** BEGIN DATA EXTRACT **
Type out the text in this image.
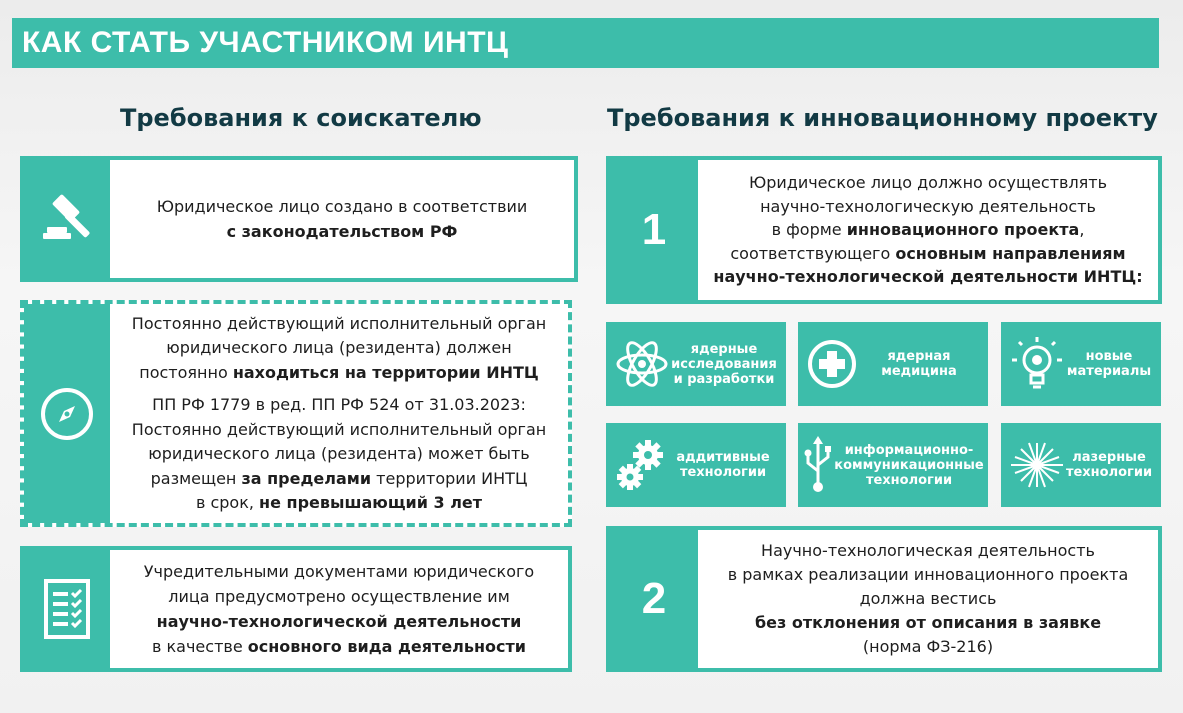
КАК СТАТЬ УЧАСТНИКОМ ИНТЦ
Требования к соискателю
Юридическое лицо создано в соответствии
с законодательством РФ
Постоянно действующий исполнительный орган
юридического лица (резидента) должен
постоянно находиться на территории ИНТЦ
ПП РФ 1779 в ред. ПП РФ 524 от 31.03.2023:
Постоянно действующий исполнительный орган
юридического лица (резидента) может быть
размещен за пределами территории ИНТЦ
в срок, не превышающий 3 лет
Учредительными документами юридического
лица предусмотрено осуществление им
научно-технологической деятельности
в качестве основного вида деятельности
Требования к инновационному проекту
1
Юридическое лицо должно осуществлять
научно-технологическую деятельность
в форме инновационного проекта,
соответствующего основным направлениям
научно-технологической деятельности ИНТЦ:
ядерные
исследования
и разработки
ядерная
медицина
новые
материалы
аддитивные
технологии
информационно-
коммуникационные
технологии
лазерные
технологии
2
Научно-технологическая деятельность
в рамках реализации инновационного проекта
должна вестись
без отклонения от описания в заявке
(норма ФЗ-216)
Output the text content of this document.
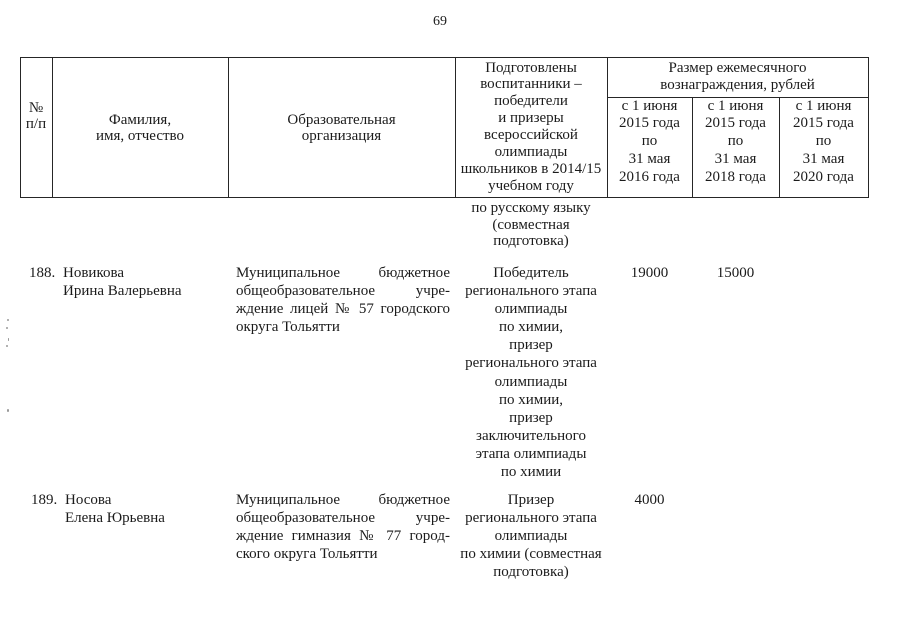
69
№
п/п	Фамилия,
имя, отчество
Образовательная
организация
Подготовлены
воспитанники –
победители
и призеры
всероссийской
олимпиады
школьников в 2014/15
учебном году
Размер ежемесячного
вознаграждения, рублей
с 1 июня
2015 года
по
31 мая
2016 года
с 1 июня
2015 года
по
31 мая
2018 года
с 1 июня
2015 года
по
31 мая
2020 года
по русскому языку
(совместная
подготовка)
188. Новикова
Ирина Валерьевна
Муниципальное бюджетное
общеобразовательное учре-
ждение лицей № 57 городского
округа Тольятти
Победитель
регионального этапа
олимпиады
по химии,
призер
регионального этапа
олимпиады
по химии,
призер
заключительного
этапа олимпиады
по химии
19000	15000
189. Носова
Елена Юрьевна
Муниципальное бюджетное
общеобразовательное учре-
ждение гимназия № 77 город-
ского округа Тольятти
Призер
регионального этапа
олимпиады
по химии (совместная
подготовка)
4000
** END DATA EXTRACT **
REQUIRED WORK:
Transcribe every record above exactly as written, leaving out any pictures.

REPLY TO THE TASK:
Type out the text in this image.
КАК СТАТЬ УЧАСТНИКОМ ИНТЦ
Требования к соискателю
Юридическое лицо создано в соответствии
с законодательством РФ
Постоянно действующий исполнительный орган
юридического лица (резидента) должен
постоянно находиться на территории ИНТЦ
ПП РФ 1779 в ред. ПП РФ 524 от 31.03.2023:
Постоянно действующий исполнительный орган
юридического лица (резидента) может быть
размещен за пределами территории ИНТЦ
в срок, не превышающий 3 лет
Учредительными документами юридического
лица предусмотрено осуществление им
научно-технологической деятельности
в качестве основного вида деятельности
Требования к инновационному проекту
1
Юридическое лицо должно осуществлять
научно-технологическую деятельность
в форме инновационного проекта,
соответствующего основным направлениям
научно-технологической деятельности ИНТЦ:
ядерные
исследования
и разработки
ядерная
медицина
новые
материалы
аддитивные
технологии
информационно-
коммуникационные
технологии
лазерные
технологии
2
Научно-технологическая деятельность
в рамках реализации инновационного проекта
должна вестись
без отклонения от описания в заявке
(норма ФЗ-216)
Output the text content of this document.
69
№
п/п	Фамилия,
имя, отчество
Образовательная
организация
Подготовлены
воспитанники –
победители
и призеры
всероссийской
олимпиады
школьников в 2014/15
учебном году
Размер ежемесячного
вознаграждения, рублей
с 1 июня
2015 года
по
31 мая
2016 года
с 1 июня
2015 года
по
31 мая
2018 года
с 1 июня
2015 года
по
31 мая
2020 года
по русскому языку
(совместная
подготовка)
188. Новикова
Ирина Валерьевна
Муниципальное бюджетное
общеобразовательное учре-
ждение лицей № 57 городского
округа Тольятти
Победитель
регионального этапа
олимпиады
по химии,
призер
регионального этапа
олимпиады
по химии,
призер
заключительного
этапа олимпиады
по химии
19000	15000
189. Носова
Елена Юрьевна
Муниципальное бюджетное
общеобразовательное учре-
ждение гимназия № 77 город-
ского округа Тольятти
Призер
регионального этапа
олимпиады
по химии (совместная
подготовка)
4000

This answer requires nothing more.